| DATA TO USE |
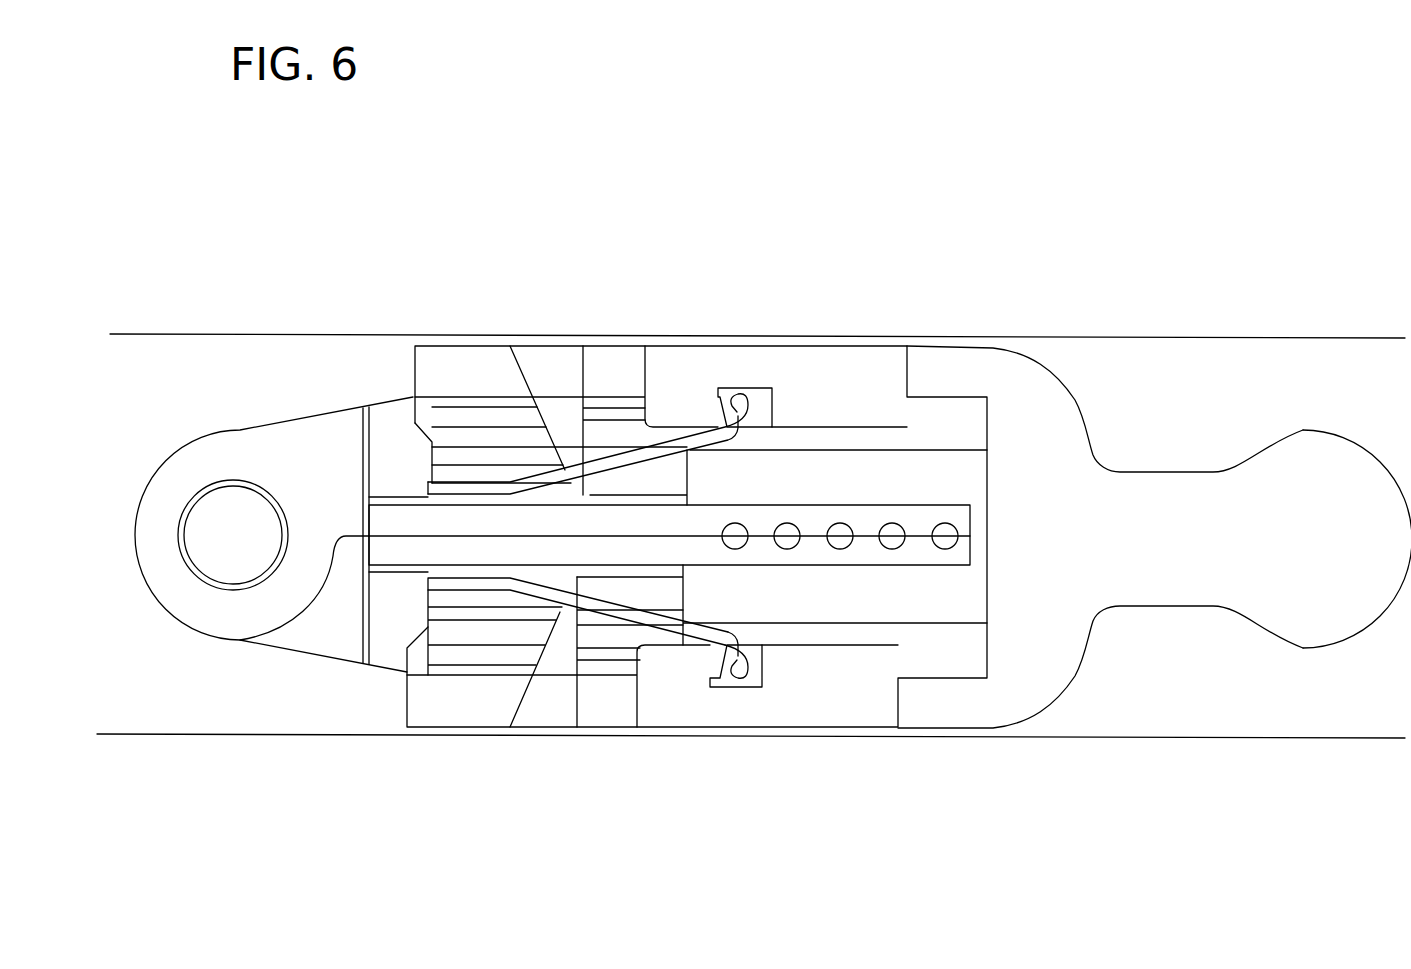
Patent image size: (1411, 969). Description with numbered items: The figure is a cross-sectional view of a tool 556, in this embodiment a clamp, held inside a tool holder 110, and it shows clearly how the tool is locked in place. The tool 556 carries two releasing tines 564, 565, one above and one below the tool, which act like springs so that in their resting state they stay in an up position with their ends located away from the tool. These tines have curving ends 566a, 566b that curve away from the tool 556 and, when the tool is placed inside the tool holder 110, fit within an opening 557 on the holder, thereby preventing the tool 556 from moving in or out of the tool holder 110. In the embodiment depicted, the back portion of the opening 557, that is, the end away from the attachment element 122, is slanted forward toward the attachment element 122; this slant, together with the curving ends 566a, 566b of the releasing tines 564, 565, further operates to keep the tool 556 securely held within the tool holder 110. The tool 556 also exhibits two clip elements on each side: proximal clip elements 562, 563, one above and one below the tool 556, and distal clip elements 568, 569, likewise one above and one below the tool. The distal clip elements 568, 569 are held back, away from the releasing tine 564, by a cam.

The tool holder 110 is at (1028, 380).
The attachment element 122 is at (1337, 437).
The tool 556 is at (943, 570).
The opening 557 is at (725, 395).
The proximal clip element 562 is at (472, 417).
The proximal clip element 563 is at (475, 628).
The releasing tine 564 is at (617, 457).
The releasing tine 565 is at (703, 630).
The curving end of releasing tine 566a is at (750, 395).
The curving end of releasing tine 566b is at (757, 658).
The distal clip element 568 is at (583, 447).
The distal clip element 569 is at (612, 633).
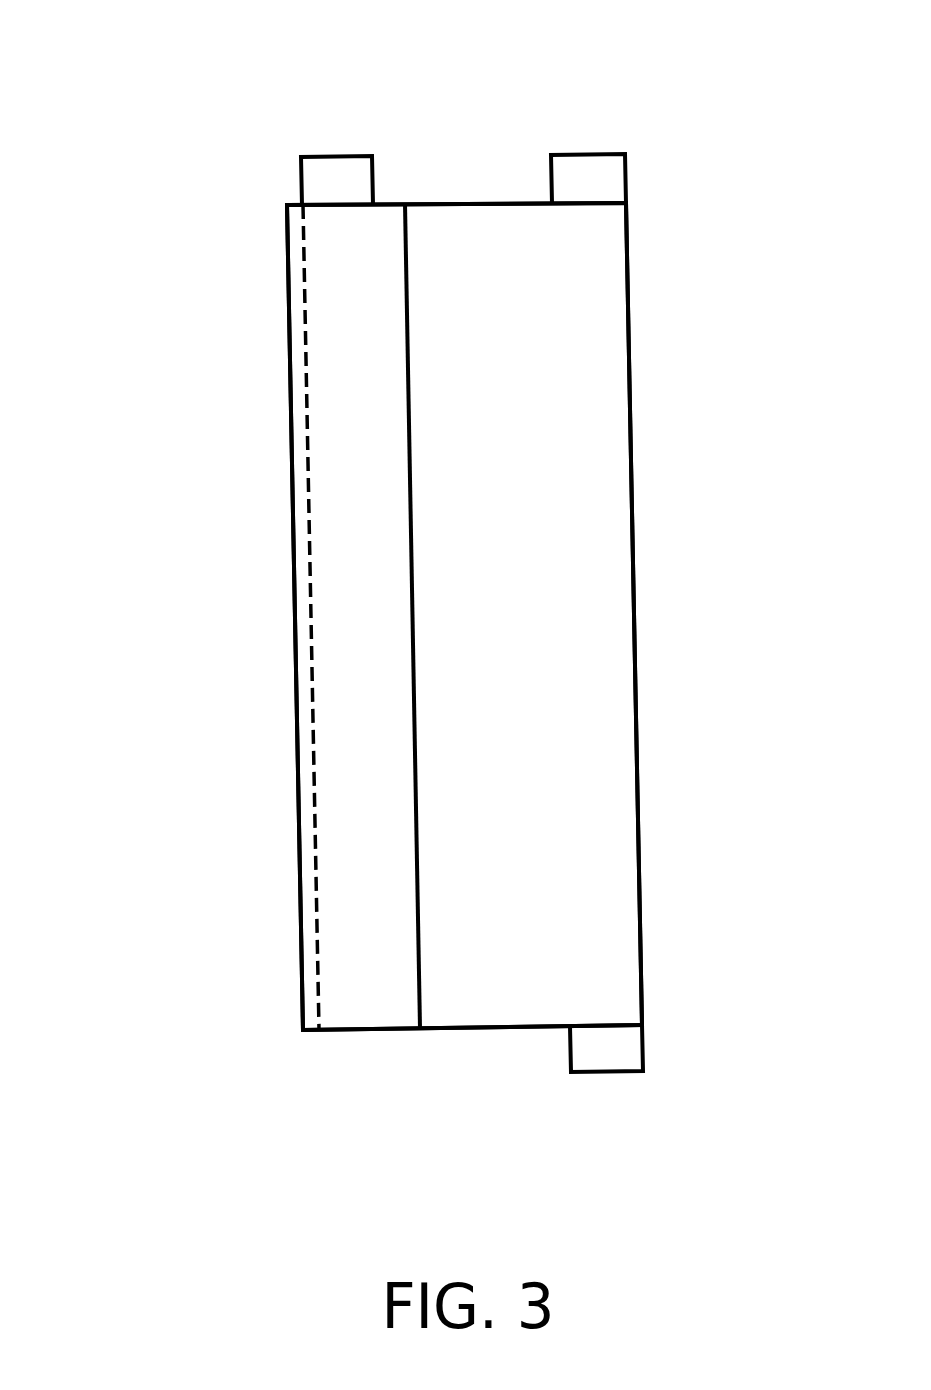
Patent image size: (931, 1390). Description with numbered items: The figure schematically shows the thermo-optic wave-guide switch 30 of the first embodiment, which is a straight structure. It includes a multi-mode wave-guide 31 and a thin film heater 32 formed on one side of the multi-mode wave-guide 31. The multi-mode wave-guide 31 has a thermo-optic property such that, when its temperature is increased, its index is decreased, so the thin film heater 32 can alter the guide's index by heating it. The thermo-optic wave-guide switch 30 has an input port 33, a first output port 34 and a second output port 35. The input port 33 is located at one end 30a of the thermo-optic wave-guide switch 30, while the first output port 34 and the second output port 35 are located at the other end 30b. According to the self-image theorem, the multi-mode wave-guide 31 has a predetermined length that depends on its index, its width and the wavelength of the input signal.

The thermo-optic wave-guide switch 30 is at (35, 37).
The one end of the thermo-optic wave-guide switch 30a is at (490, 1030).
The other end of the thermo-optic wave-guide switch 30b is at (475, 202).
The multi-mode wave-guide 31 is at (633, 615).
The thin film heater 32 is at (293, 620).
The input port 33 is at (627, 1048).
The first output port 34 is at (340, 165).
The second output port 35 is at (592, 162).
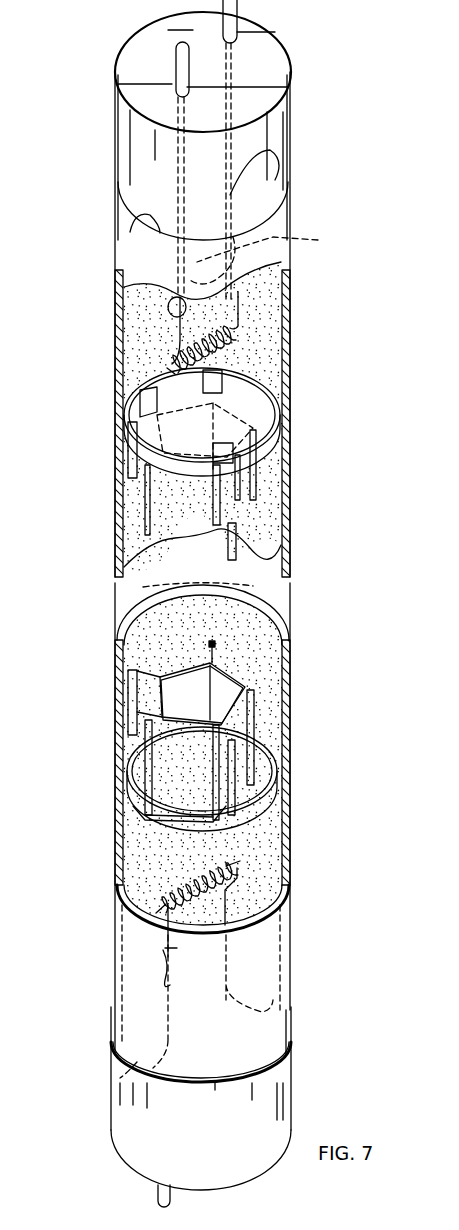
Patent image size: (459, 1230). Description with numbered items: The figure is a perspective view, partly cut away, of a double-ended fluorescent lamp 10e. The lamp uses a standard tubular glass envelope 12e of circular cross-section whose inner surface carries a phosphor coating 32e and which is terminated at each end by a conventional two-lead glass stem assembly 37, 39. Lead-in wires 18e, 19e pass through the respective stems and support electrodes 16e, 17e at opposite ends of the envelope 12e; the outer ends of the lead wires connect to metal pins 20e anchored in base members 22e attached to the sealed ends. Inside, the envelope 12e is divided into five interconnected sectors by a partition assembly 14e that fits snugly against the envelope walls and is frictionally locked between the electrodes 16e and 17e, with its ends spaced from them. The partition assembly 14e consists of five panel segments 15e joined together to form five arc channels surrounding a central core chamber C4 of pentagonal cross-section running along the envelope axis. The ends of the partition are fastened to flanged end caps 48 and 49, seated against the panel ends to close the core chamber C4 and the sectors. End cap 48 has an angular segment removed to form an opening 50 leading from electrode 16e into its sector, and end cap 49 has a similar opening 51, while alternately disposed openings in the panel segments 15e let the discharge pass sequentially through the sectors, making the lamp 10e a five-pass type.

The double-ended fluorescent lamp 10e is at (66, 252).
The tubular glass envelope 12e is at (285, 523).
The partition assembly 14e is at (143, 697).
The panel segments 15e is at (155, 497).
The electrode 16e is at (183, 880).
The electrode 17e is at (237, 348).
The lead-in wires 18e is at (242, 888).
The lead-in wires 19e is at (172, 340).
The metal pins 20e is at (165, 28).
The base members 22e is at (265, 63).
The phosphor coating 32e is at (257, 633).
The glass stem assembly 37 is at (200, 983).
The glass stem assembly 39 is at (230, 264).
The end cap 48 is at (253, 787).
The end cap 49 is at (245, 407).
The opening 50 is at (192, 818).
The opening 51 is at (155, 437).
The central core chamber C4 is at (217, 697).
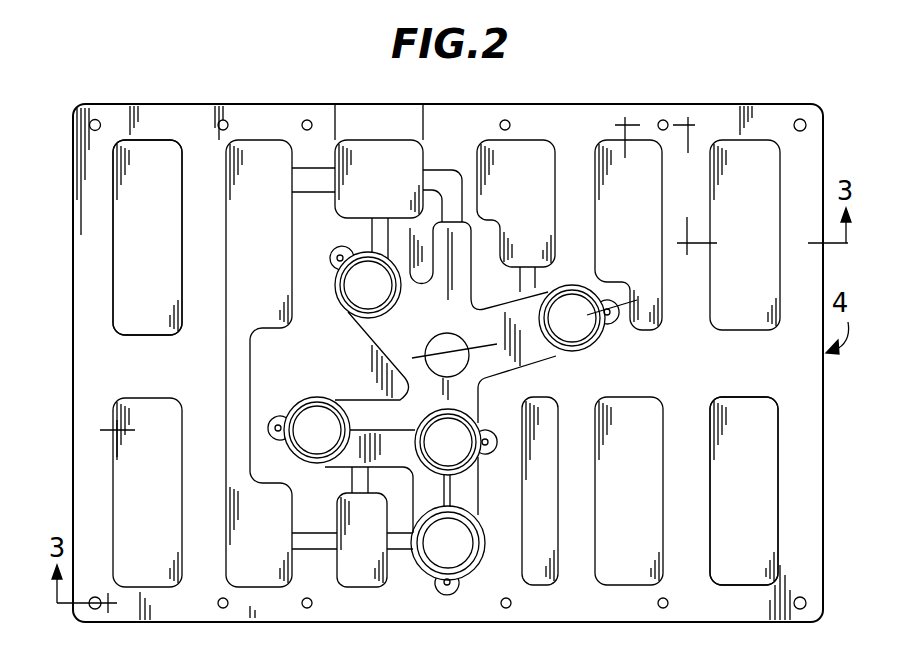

| THE PROBLEM |
Copy every entry above word for word, leaving out the pictures.

| ANSWER TO THIS PROBLEM |
Patent image size: (1411, 969). Description with numbered items: The figure is a cross-sectional view of a tool 556, in this embodiment a clamp, held inside a tool holder 110, and it shows clearly how the tool is locked in place. The tool 556 carries two releasing tines 564, 565, one above and one below the tool, which act like springs so that in their resting state they stay in an up position with their ends located away from the tool. These tines have curving ends 566a, 566b that curve away from the tool 556 and, when the tool is placed inside the tool holder 110, fit within an opening 557 on the holder, thereby preventing the tool 556 from moving in or out of the tool holder 110. In the embodiment depicted, the back portion of the opening 557, that is, the end away from the attachment element 122, is slanted forward toward the attachment element 122; this slant, together with the curving ends 566a, 566b of the releasing tines 564, 565, further operates to keep the tool 556 securely held within the tool holder 110. The tool 556 also exhibits two clip elements on each side: proximal clip elements 562, 563, one above and one below the tool 556, and distal clip elements 568, 569, likewise one above and one below the tool. The distal clip elements 568, 569 are held back, away from the releasing tine 564, by a cam.

The tool holder 110 is at (1028, 380).
The attachment element 122 is at (1337, 437).
The tool 556 is at (943, 570).
The opening 557 is at (725, 395).
The proximal clip element 562 is at (472, 417).
The proximal clip element 563 is at (475, 628).
The releasing tine 564 is at (617, 457).
The releasing tine 565 is at (703, 630).
The curving end of releasing tine 566a is at (750, 395).
The curving end of releasing tine 566b is at (757, 658).
The distal clip element 568 is at (583, 447).
The distal clip element 569 is at (612, 633).
Patent image size: (931, 1390). Description with numbered items: The figure schematically shows the thermo-optic wave-guide switch 30 of the first embodiment, which is a straight structure. It includes a multi-mode wave-guide 31 and a thin film heater 32 formed on one side of the multi-mode wave-guide 31. The multi-mode wave-guide 31 has a thermo-optic property such that, when its temperature is increased, its index is decreased, so the thin film heater 32 can alter the guide's index by heating it. The thermo-optic wave-guide switch 30 has an input port 33, a first output port 34 and a second output port 35. The input port 33 is located at one end 30a of the thermo-optic wave-guide switch 30, while the first output port 34 and the second output port 35 are located at the other end 30b. According to the self-image theorem, the multi-mode wave-guide 31 has a predetermined length that depends on its index, its width and the wavelength of the input signal.

The thermo-optic wave-guide switch 30 is at (35, 37).
The one end of the thermo-optic wave-guide switch 30a is at (490, 1030).
The other end of the thermo-optic wave-guide switch 30b is at (475, 202).
The multi-mode wave-guide 31 is at (633, 615).
The thin film heater 32 is at (293, 620).
The input port 33 is at (627, 1048).
The first output port 34 is at (340, 165).
The second output port 35 is at (592, 162).
Patent image size: (459, 1230). Description with numbered items: The figure is a perspective view, partly cut away, of a double-ended fluorescent lamp 10e. The lamp uses a standard tubular glass envelope 12e of circular cross-section whose inner surface carries a phosphor coating 32e and which is terminated at each end by a conventional two-lead glass stem assembly 37, 39. Lead-in wires 18e, 19e pass through the respective stems and support electrodes 16e, 17e at opposite ends of the envelope 12e; the outer ends of the lead wires connect to metal pins 20e anchored in base members 22e attached to the sealed ends. Inside, the envelope 12e is divided into five interconnected sectors by a partition assembly 14e that fits snugly against the envelope walls and is frictionally locked between the electrodes 16e and 17e, with its ends spaced from them. The partition assembly 14e consists of five panel segments 15e joined together to form five arc channels surrounding a central core chamber C4 of pentagonal cross-section running along the envelope axis. The ends of the partition are fastened to flanged end caps 48 and 49, seated against the panel ends to close the core chamber C4 and the sectors. End cap 48 has an angular segment removed to form an opening 50 leading from electrode 16e into its sector, and end cap 49 has a similar opening 51, while alternately disposed openings in the panel segments 15e let the discharge pass sequentially through the sectors, making the lamp 10e a five-pass type.

The double-ended fluorescent lamp 10e is at (66, 252).
The tubular glass envelope 12e is at (285, 523).
The partition assembly 14e is at (143, 697).
The panel segments 15e is at (155, 497).
The electrode 16e is at (183, 880).
The electrode 17e is at (237, 348).
The lead-in wires 18e is at (242, 888).
The lead-in wires 19e is at (172, 340).
The metal pins 20e is at (165, 28).
The base members 22e is at (265, 63).
The phosphor coating 32e is at (257, 633).
The glass stem assembly 37 is at (200, 983).
The glass stem assembly 39 is at (230, 264).
The end cap 48 is at (253, 787).
The end cap 49 is at (245, 407).
The opening 50 is at (192, 818).
The opening 51 is at (155, 437).
The central core chamber C4 is at (217, 697).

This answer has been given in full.